SET PROBLEM: Pick every line with "color" from the material below.

[Figure content listings]
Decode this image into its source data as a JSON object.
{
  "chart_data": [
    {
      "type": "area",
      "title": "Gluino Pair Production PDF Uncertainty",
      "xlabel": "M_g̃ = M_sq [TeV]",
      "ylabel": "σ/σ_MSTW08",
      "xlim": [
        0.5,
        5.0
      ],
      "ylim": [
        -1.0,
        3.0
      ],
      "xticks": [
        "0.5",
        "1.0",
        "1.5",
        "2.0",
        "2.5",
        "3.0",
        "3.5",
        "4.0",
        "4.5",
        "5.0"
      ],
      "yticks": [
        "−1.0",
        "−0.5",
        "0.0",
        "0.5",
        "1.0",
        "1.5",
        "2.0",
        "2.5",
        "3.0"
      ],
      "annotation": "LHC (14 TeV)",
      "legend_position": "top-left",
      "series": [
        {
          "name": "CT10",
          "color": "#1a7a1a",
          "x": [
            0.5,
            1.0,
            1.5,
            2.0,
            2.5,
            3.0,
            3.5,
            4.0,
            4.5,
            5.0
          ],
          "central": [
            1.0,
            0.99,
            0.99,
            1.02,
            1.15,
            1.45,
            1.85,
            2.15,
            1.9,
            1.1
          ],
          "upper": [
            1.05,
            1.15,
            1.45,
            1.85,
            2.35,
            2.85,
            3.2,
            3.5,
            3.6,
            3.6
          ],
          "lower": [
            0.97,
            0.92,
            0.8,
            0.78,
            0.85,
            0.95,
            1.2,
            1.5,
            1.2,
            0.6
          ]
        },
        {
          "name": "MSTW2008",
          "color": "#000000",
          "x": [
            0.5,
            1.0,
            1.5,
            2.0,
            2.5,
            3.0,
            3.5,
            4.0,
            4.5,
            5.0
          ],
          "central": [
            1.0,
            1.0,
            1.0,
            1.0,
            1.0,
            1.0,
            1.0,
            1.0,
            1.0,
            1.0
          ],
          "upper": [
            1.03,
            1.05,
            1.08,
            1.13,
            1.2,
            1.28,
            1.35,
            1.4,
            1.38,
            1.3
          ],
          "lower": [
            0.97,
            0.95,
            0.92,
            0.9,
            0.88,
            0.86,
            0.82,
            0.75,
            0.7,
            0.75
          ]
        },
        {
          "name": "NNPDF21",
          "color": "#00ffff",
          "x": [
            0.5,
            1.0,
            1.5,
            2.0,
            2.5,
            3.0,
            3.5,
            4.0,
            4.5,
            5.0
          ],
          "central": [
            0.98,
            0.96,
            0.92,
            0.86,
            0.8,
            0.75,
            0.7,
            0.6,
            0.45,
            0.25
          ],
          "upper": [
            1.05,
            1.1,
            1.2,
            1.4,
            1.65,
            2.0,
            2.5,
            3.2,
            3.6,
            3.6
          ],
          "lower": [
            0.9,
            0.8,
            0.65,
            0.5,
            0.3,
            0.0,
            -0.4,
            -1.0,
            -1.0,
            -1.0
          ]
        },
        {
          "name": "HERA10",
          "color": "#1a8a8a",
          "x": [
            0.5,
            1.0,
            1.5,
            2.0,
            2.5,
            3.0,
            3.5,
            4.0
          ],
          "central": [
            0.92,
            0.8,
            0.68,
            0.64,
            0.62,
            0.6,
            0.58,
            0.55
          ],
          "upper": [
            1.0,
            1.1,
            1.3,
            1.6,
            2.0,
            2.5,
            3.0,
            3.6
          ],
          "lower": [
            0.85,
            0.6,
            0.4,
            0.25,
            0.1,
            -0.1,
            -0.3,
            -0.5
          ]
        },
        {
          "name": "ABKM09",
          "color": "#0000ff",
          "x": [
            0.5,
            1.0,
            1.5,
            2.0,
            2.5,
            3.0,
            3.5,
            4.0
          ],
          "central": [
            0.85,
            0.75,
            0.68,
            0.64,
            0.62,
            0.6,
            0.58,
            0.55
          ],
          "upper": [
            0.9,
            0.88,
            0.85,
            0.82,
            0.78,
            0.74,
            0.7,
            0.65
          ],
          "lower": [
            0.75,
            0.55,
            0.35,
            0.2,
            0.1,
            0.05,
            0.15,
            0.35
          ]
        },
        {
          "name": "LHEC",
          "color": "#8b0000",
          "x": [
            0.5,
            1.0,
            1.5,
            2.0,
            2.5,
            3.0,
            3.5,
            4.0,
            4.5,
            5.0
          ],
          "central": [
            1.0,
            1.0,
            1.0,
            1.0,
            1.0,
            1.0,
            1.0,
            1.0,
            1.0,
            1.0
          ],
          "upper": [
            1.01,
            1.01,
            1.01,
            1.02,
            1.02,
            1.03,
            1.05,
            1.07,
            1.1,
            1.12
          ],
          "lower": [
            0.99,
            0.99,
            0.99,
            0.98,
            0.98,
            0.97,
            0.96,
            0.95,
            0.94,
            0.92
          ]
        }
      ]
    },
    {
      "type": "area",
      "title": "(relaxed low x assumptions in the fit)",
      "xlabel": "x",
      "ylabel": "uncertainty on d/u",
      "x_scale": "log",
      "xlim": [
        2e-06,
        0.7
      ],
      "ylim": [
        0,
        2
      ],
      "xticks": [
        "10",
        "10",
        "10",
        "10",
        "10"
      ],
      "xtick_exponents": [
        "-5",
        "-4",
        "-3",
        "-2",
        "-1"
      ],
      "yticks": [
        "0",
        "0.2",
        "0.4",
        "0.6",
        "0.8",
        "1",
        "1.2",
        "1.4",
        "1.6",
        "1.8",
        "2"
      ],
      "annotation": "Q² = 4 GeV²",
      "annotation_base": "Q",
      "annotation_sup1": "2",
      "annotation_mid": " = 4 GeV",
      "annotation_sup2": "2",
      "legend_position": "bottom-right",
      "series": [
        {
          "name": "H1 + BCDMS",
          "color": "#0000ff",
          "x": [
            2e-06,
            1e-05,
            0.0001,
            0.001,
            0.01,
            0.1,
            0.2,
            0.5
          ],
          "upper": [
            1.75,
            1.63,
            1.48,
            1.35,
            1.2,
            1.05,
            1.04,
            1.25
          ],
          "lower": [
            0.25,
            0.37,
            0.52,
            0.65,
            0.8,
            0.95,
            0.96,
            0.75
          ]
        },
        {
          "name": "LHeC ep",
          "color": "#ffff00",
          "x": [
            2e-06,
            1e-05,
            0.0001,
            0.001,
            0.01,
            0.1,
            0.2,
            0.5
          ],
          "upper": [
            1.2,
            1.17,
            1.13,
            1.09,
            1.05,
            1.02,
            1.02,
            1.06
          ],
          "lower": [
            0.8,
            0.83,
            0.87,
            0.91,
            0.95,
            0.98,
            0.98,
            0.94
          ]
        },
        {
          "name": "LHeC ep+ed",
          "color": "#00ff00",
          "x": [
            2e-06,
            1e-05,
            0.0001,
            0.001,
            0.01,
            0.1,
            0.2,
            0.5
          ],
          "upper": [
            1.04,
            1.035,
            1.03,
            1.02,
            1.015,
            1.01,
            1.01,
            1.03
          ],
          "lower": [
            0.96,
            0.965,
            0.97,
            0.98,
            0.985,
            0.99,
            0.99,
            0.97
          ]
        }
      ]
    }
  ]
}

SOLUTION TO THE EXERCISE:
          "color": "#1a7a1a",
          "color": "#000000",
          "color": "#00ffff",
          "color": "#1a8a8a",
          "color": "#0000ff",
          "color": "#8b0000",
          "color": "#0000ff",
          "color": "#ffff00",
          "color": "#00ff00",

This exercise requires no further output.